# Document passage
┌────────

Is prayer a waste of time? According to Reverend Tim Keller, many people do not pray because they feel that they are not being “productive”. I heard Reverend Keller as he was promoting his new book,  Prayer: Experiencing Awe and Intimacy with G-d on a morning television interview show.  Reverend Keller said that people feel good when they feel productive, but “when you are praying, you are not ‘doing’ anything. Prayer confronts the need we all feel to be productive, he said. Yet, he maintains, the solitude of prayer and the practice of prayer are crucial if you are to know yourself in relation to G-d. The interviewer, with a twinkle in her eye, asked, “Given the need to be alone with G-d in order to get to know yourself – would it be OK if I made the case that this is productive?” Reverend Keller responded, “In the short run prayer makes you feel less productive; but in the long run, absolutely, it makes you more productive”.

I was struck by the fact that when speaking of prayer in this interview, Reverend Keller, a Presbyterian minister, spoke primarily about praying in solitude. The emphasis in Judaism tends to be on public prayer. Yet the practice of solitary prayer is also deeply rooted in Judaism. The Baal Shem Tov, the founder of Chassidism, told this story from his childhood. "I was drawn to walk the fields and the great, deep forest near our village. Often I would spend the night in the field or forest. One morning in the forest I heard a human voice- a Jew in tallit and tefillin, praying with a passion I had never heard...'Aren't you afraid to be alone in the forest?' the man asked me. I answered him: 'I like the field and the forest, because there are no people...'" Chassidism teaches that aloneness can help us to explore the mysteries within and above us, much like Reverend Keller teaches from a Christian perspective in his new book.

└────────

# Problem statement
Continue the passage on prayer and solitude from where it stops.

Items from a data source
┌────────

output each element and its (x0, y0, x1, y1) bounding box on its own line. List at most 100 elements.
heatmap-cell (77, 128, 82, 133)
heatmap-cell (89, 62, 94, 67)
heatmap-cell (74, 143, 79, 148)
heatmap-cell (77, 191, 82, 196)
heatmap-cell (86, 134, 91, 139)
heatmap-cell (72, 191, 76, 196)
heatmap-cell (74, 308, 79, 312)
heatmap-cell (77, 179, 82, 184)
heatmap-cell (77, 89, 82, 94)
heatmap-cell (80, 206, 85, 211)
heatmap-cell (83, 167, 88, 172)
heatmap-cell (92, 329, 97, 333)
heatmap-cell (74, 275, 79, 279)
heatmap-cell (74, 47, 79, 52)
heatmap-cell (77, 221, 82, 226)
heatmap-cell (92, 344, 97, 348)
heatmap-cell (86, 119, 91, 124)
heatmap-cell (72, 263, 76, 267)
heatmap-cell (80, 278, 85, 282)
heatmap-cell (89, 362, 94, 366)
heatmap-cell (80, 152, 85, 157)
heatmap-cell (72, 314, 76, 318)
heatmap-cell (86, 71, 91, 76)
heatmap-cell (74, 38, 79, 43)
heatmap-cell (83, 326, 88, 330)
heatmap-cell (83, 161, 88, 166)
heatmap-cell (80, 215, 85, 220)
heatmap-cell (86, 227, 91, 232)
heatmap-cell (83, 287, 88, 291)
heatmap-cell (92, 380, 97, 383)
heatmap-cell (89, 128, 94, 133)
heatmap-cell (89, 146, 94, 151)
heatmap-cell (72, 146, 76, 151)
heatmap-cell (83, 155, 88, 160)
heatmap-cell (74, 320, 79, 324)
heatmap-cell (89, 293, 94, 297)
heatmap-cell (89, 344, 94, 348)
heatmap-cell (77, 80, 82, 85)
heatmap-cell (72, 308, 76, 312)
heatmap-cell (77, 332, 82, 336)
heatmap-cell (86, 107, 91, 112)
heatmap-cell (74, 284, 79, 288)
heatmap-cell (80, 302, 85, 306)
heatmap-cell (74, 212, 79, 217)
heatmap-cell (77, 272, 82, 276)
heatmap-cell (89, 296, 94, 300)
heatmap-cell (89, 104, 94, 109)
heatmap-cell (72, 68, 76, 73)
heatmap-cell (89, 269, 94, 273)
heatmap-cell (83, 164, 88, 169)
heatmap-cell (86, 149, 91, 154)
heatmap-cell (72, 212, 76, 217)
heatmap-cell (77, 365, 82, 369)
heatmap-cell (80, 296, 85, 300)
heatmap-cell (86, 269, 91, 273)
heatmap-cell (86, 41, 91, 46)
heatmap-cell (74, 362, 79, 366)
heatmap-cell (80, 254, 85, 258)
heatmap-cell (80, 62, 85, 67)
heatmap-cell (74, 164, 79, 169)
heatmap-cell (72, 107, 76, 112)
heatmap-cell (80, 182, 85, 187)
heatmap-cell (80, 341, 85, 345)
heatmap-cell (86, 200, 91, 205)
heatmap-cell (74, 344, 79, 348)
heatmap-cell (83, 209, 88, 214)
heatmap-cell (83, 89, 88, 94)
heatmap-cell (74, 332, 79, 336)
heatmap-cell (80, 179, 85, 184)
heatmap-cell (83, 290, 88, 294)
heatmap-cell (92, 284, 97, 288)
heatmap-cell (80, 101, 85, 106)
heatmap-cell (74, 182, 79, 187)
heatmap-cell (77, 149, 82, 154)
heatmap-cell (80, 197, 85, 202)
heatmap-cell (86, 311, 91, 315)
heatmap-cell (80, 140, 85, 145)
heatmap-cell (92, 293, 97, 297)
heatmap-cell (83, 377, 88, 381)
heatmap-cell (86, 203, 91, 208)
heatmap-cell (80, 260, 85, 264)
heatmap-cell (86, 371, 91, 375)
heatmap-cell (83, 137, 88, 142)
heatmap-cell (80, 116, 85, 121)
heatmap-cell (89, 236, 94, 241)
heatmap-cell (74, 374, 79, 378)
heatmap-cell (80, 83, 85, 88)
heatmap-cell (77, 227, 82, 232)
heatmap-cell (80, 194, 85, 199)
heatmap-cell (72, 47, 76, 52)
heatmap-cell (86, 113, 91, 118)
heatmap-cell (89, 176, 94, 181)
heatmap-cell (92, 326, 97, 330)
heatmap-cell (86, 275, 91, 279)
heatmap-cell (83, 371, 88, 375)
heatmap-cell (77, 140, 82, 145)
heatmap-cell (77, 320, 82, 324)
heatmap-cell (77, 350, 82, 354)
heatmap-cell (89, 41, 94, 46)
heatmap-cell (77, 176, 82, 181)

└────────

# The answer
In our Torah reading for this week, we may have an instance of this kind of solitude and encounter. Jacob is returning to meet his brother Esau after a twenty year absence. The last time they saw one another, they were both living at home.  Jacob impersonated his brother Esau and stole his blessing from their blind father, Isaac. Enraged, Esau threatened to kill Jacob. Jacob fled to Haran, with only the shirt on his back -- Haran, the city in Mesopotamia where his parents had family. After marriage, children, and acquiring great wealth it was time to return to the Land of Canaan. Jacob is afraid of how he might be greeted by Esau. He sends Esau gifts to try to appease him. He prepares for war, in case Esau wants to fight. He prays to G-d, to help him.

The night before his meeting with Esau, Jacob separates himself from his family, his servants, and all that he owns and crosses the river Jabbok to sleep alone. He encounters a stranger, with whom he wrestles throughout the night. Who is this stranger? Some think it is Esau himself. One commentator [Rashbam] thinks that Jacob separated himself from his family that night because he planned to run away before dawn.  G-d sends an angel to wrestle with Jacob and force him to stay. Others think it is Jacob, who is wrestling with himself, with his conscience. Jacob’s tendency throughout his life was to meet life’s challenges with trickery, deceit and evasion. Here he decides to meet a challenge directly, with honesty. He decides to face a difficult situation head on. It is not easy, and Jacob engages in solitary prayer throughout the long night. “G-d answers a person’s prayers if the person prays by searching himself, becoming his own opponent,” according to Rabbi Benno Jacob.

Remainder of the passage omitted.